# Problem description
Repeat all the records exactly, omitting pictures.

# Exercise input
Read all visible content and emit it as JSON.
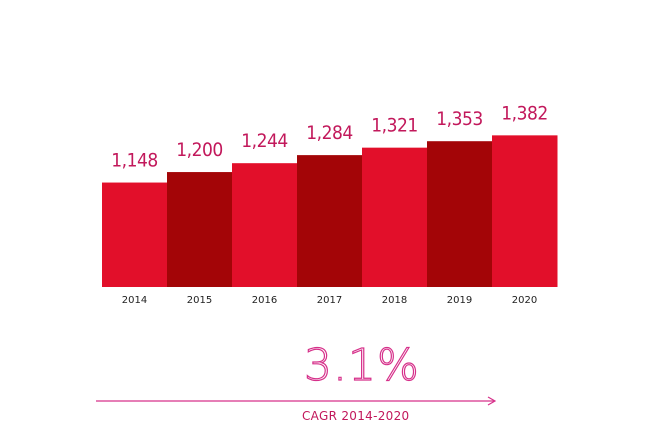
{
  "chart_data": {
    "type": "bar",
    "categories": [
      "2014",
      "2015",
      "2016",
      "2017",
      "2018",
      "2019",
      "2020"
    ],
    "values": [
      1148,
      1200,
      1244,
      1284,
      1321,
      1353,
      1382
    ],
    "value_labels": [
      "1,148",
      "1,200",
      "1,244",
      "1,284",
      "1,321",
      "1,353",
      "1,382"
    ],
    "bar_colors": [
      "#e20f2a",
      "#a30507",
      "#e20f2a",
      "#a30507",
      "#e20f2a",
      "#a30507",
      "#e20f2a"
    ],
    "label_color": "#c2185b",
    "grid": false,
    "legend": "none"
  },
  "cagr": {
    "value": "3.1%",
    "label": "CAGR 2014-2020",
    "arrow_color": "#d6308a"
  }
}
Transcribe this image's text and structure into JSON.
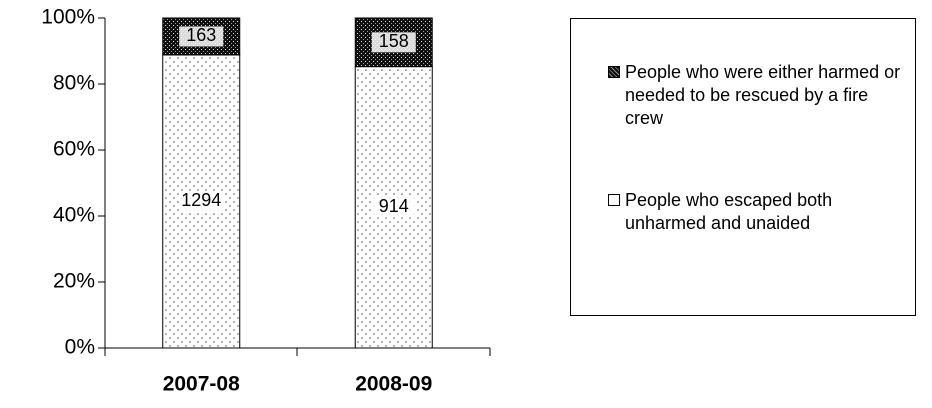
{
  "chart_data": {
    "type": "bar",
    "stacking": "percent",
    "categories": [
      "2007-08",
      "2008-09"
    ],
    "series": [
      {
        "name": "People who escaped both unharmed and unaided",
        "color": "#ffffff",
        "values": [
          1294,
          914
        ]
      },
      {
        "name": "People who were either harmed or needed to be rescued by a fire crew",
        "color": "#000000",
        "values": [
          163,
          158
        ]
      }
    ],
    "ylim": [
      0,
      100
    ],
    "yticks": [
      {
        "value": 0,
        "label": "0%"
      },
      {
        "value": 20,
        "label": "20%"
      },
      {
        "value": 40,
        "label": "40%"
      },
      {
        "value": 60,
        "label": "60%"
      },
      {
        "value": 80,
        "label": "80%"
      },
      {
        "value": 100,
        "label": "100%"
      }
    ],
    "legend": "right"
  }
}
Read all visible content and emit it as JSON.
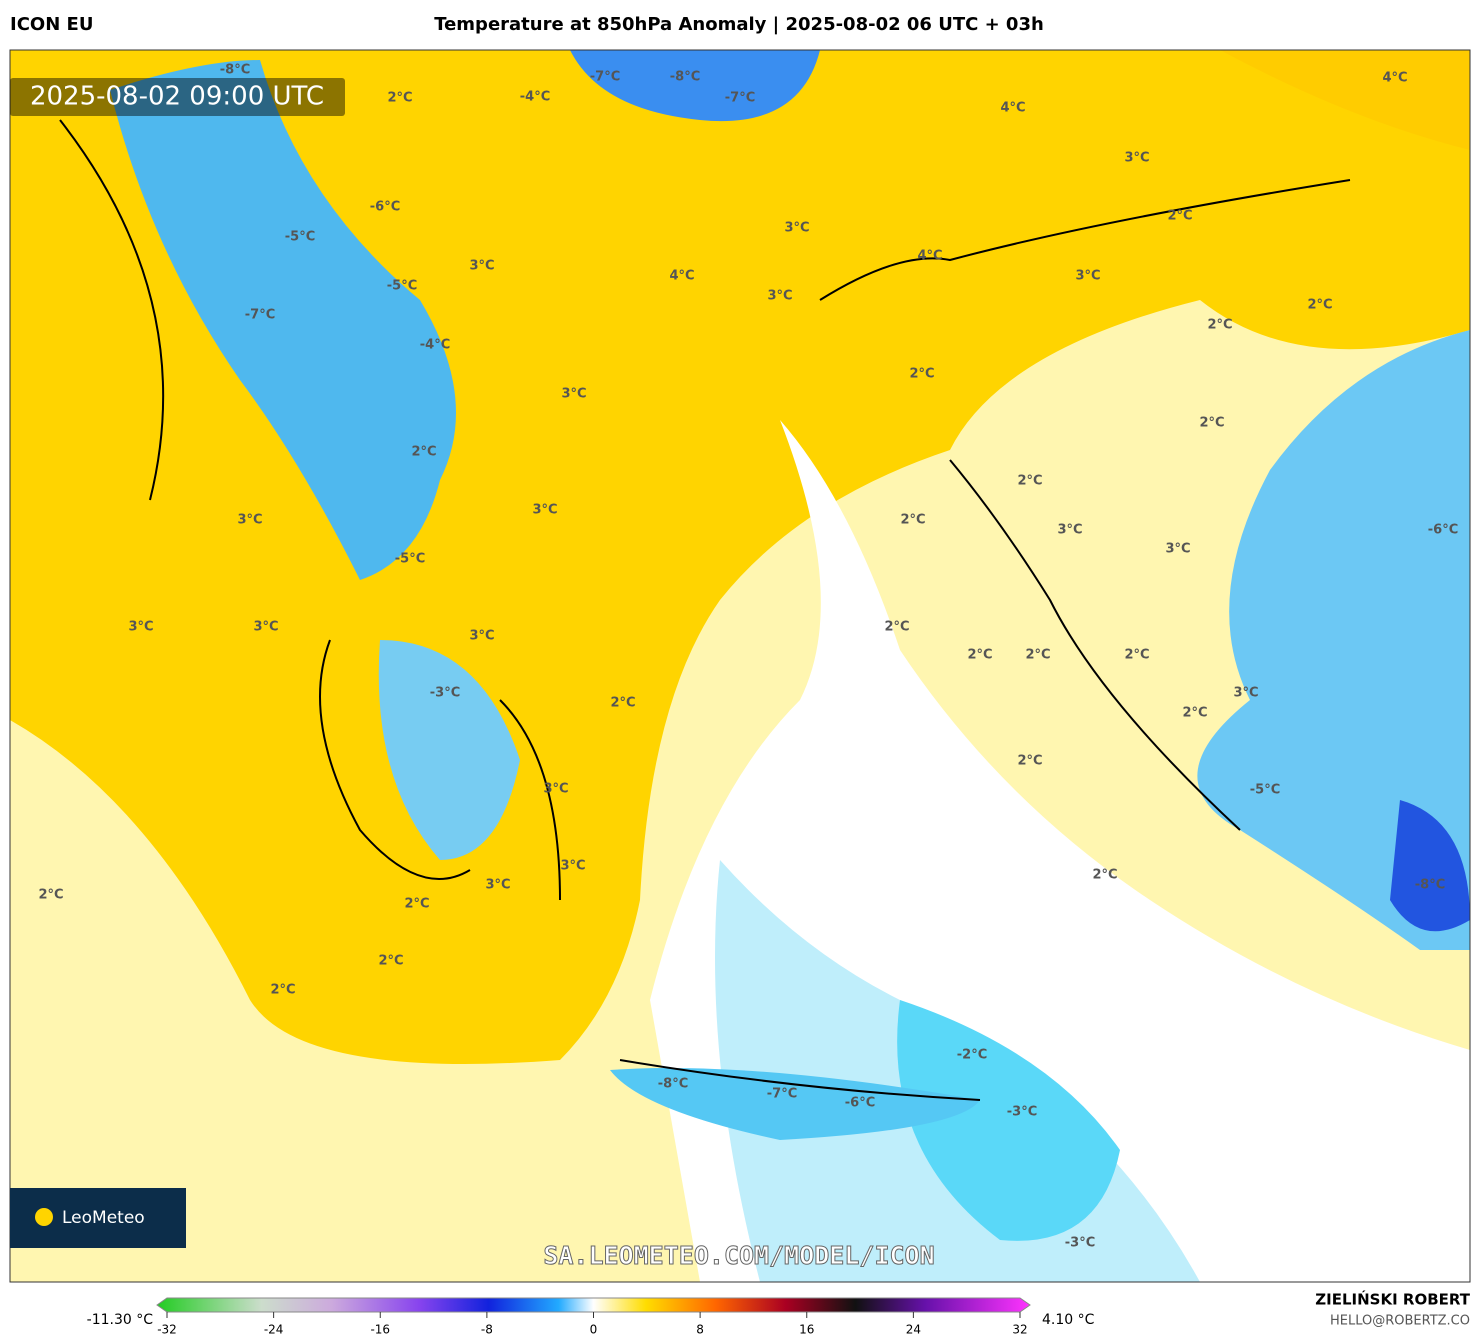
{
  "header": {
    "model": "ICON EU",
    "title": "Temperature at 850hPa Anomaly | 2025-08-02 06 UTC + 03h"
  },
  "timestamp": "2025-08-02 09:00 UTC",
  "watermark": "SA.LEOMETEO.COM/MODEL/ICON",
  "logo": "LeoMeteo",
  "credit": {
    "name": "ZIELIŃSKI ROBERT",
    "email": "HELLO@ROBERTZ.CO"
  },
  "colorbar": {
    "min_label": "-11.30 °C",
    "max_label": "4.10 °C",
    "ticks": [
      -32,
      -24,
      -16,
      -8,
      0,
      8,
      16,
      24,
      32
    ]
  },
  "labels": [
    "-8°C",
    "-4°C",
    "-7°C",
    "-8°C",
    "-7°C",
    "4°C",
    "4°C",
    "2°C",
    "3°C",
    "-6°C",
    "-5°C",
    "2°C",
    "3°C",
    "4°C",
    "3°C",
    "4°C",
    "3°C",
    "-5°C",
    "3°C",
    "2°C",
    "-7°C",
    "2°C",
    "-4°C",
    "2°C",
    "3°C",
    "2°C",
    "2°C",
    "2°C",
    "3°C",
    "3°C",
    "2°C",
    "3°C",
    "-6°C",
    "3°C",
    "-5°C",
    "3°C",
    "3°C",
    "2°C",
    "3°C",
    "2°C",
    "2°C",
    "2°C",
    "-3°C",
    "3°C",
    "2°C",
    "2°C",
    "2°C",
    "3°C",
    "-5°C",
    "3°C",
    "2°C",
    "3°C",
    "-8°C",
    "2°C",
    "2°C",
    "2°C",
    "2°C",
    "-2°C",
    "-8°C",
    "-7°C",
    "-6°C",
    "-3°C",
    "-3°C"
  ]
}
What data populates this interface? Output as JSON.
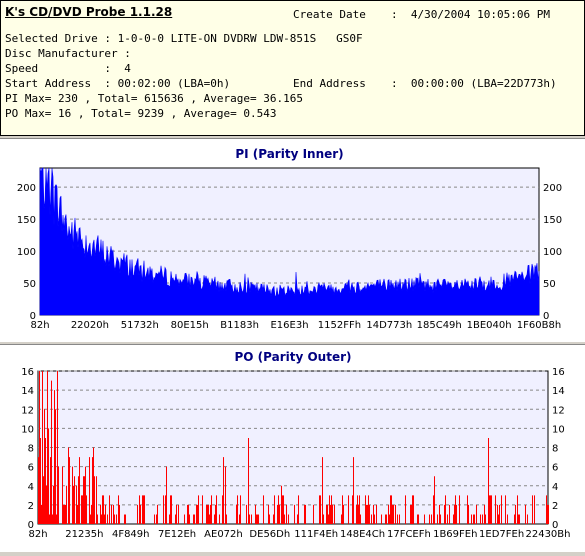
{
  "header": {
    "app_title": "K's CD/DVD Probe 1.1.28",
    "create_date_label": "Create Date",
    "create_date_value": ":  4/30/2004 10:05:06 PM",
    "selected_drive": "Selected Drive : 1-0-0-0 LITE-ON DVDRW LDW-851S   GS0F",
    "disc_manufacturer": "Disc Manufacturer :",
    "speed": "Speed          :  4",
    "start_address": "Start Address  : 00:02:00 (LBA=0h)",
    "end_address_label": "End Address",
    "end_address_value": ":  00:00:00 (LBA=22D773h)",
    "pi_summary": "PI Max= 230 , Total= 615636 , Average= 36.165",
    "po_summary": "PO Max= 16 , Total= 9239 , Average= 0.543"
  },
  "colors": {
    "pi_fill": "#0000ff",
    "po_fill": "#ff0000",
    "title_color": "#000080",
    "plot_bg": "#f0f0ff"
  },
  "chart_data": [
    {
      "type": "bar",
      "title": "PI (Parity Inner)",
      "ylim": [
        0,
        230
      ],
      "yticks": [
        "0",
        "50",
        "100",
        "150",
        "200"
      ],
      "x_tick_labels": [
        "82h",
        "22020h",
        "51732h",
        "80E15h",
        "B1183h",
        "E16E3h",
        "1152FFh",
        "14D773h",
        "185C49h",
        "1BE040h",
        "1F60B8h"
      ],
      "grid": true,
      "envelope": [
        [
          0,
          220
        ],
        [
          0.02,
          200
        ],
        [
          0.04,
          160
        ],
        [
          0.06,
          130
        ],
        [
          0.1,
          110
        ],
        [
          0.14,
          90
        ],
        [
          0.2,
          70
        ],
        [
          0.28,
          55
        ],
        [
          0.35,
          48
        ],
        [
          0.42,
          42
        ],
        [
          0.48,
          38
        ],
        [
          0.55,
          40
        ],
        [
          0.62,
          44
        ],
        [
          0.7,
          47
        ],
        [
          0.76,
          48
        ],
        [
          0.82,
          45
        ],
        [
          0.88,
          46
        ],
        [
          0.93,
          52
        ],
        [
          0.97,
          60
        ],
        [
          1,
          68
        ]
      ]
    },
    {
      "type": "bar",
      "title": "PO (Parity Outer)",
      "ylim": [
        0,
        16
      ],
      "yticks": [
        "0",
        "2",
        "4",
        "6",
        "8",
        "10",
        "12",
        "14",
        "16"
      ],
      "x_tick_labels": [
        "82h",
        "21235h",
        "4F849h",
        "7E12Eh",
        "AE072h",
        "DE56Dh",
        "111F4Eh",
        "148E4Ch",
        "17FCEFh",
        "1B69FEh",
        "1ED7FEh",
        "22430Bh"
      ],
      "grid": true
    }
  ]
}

# Correct result
Read all visible content and emit it as JSON.
{
  "chart_data": {
    "type": "bar",
    "categories": [
      "2014",
      "2015",
      "2016",
      "2017",
      "2018",
      "2019",
      "2020"
    ],
    "values": [
      1148,
      1200,
      1244,
      1284,
      1321,
      1353,
      1382
    ],
    "value_labels": [
      "1,148",
      "1,200",
      "1,244",
      "1,284",
      "1,321",
      "1,353",
      "1,382"
    ],
    "bar_colors": [
      "#e20f2a",
      "#a30507",
      "#e20f2a",
      "#a30507",
      "#e20f2a",
      "#a30507",
      "#e20f2a"
    ],
    "label_color": "#c2185b",
    "grid": false,
    "legend": "none"
  },
  "cagr": {
    "value": "3.1%",
    "label": "CAGR 2014-2020",
    "arrow_color": "#d6308a"
  }
}
Transcribe this image's text and structure into JSON.
{
  "chart_data": {
    "type": "bar",
    "stacking": "percent",
    "categories": [
      "2007-08",
      "2008-09"
    ],
    "series": [
      {
        "name": "People who escaped both unharmed and unaided",
        "color": "#ffffff",
        "values": [
          1294,
          914
        ]
      },
      {
        "name": "People who were either harmed or needed to be rescued by a fire crew",
        "color": "#000000",
        "values": [
          163,
          158
        ]
      }
    ],
    "ylim": [
      0,
      100
    ],
    "yticks": [
      {
        "value": 0,
        "label": "0%"
      },
      {
        "value": 20,
        "label": "20%"
      },
      {
        "value": 40,
        "label": "40%"
      },
      {
        "value": 60,
        "label": "60%"
      },
      {
        "value": 80,
        "label": "80%"
      },
      {
        "value": 100,
        "label": "100%"
      }
    ],
    "legend": "right"
  }
}
Read all visible content and emit it as JSON.
{
  "header": {
    "model": "ICON EU",
    "title": "Temperature at 850hPa Anomaly | 2025-08-02 06 UTC + 03h"
  },
  "timestamp": "2025-08-02 09:00 UTC",
  "watermark": "SA.LEOMETEO.COM/MODEL/ICON",
  "logo": "LeoMeteo",
  "credit": {
    "name": "ZIELIŃSKI ROBERT",
    "email": "HELLO@ROBERTZ.CO"
  },
  "colorbar": {
    "min_label": "-11.30 °C",
    "max_label": "4.10 °C",
    "ticks": [
      -32,
      -24,
      -16,
      -8,
      0,
      8,
      16,
      24,
      32
    ]
  },
  "labels": [
    "-8°C",
    "-4°C",
    "-7°C",
    "-8°C",
    "-7°C",
    "4°C",
    "4°C",
    "2°C",
    "3°C",
    "-6°C",
    "-5°C",
    "2°C",
    "3°C",
    "4°C",
    "3°C",
    "4°C",
    "3°C",
    "-5°C",
    "3°C",
    "2°C",
    "-7°C",
    "2°C",
    "-4°C",
    "2°C",
    "3°C",
    "2°C",
    "2°C",
    "2°C",
    "3°C",
    "3°C",
    "2°C",
    "3°C",
    "-6°C",
    "3°C",
    "-5°C",
    "3°C",
    "3°C",
    "2°C",
    "3°C",
    "2°C",
    "2°C",
    "2°C",
    "-3°C",
    "3°C",
    "2°C",
    "2°C",
    "2°C",
    "3°C",
    "-5°C",
    "3°C",
    "2°C",
    "3°C",
    "-8°C",
    "2°C",
    "2°C",
    "2°C",
    "2°C",
    "-2°C",
    "-8°C",
    "-7°C",
    "-6°C",
    "-3°C",
    "-3°C"
  ]
}
What data populates this interface? Output as JSON.
{
  "header": {
    "app_title": "K's CD/DVD Probe 1.1.28",
    "create_date_label": "Create Date",
    "create_date_value": ":  4/30/2004 10:05:06 PM",
    "selected_drive": "Selected Drive : 1-0-0-0 LITE-ON DVDRW LDW-851S   GS0F",
    "disc_manufacturer": "Disc Manufacturer :",
    "speed": "Speed          :  4",
    "start_address": "Start Address  : 00:02:00 (LBA=0h)",
    "end_address_label": "End Address",
    "end_address_value": ":  00:00:00 (LBA=22D773h)",
    "pi_summary": "PI Max= 230 , Total= 615636 , Average= 36.165",
    "po_summary": "PO Max= 16 , Total= 9239 , Average= 0.543"
  },
  "colors": {
    "pi_fill": "#0000ff",
    "po_fill": "#ff0000",
    "title_color": "#000080",
    "plot_bg": "#f0f0ff"
  },
  "chart_data": [
    {
      "type": "bar",
      "title": "PI (Parity Inner)",
      "ylim": [
        0,
        230
      ],
      "yticks": [
        "0",
        "50",
        "100",
        "150",
        "200"
      ],
      "x_tick_labels": [
        "82h",
        "22020h",
        "51732h",
        "80E15h",
        "B1183h",
        "E16E3h",
        "1152FFh",
        "14D773h",
        "185C49h",
        "1BE040h",
        "1F60B8h"
      ],
      "grid": true,
      "envelope": [
        [
          0,
          220
        ],
        [
          0.02,
          200
        ],
        [
          0.04,
          160
        ],
        [
          0.06,
          130
        ],
        [
          0.1,
          110
        ],
        [
          0.14,
          90
        ],
        [
          0.2,
          70
        ],
        [
          0.28,
          55
        ],
        [
          0.35,
          48
        ],
        [
          0.42,
          42
        ],
        [
          0.48,
          38
        ],
        [
          0.55,
          40
        ],
        [
          0.62,
          44
        ],
        [
          0.7,
          47
        ],
        [
          0.76,
          48
        ],
        [
          0.82,
          45
        ],
        [
          0.88,
          46
        ],
        [
          0.93,
          52
        ],
        [
          0.97,
          60
        ],
        [
          1,
          68
        ]
      ]
    },
    {
      "type": "bar",
      "title": "PO (Parity Outer)",
      "ylim": [
        0,
        16
      ],
      "yticks": [
        "0",
        "2",
        "4",
        "6",
        "8",
        "10",
        "12",
        "14",
        "16"
      ],
      "x_tick_labels": [
        "82h",
        "21235h",
        "4F849h",
        "7E12Eh",
        "AE072h",
        "DE56Dh",
        "111F4Eh",
        "148E4Ch",
        "17FCEFh",
        "1B69FEh",
        "1ED7FEh",
        "22430Bh"
      ],
      "grid": true
    }
  ]
}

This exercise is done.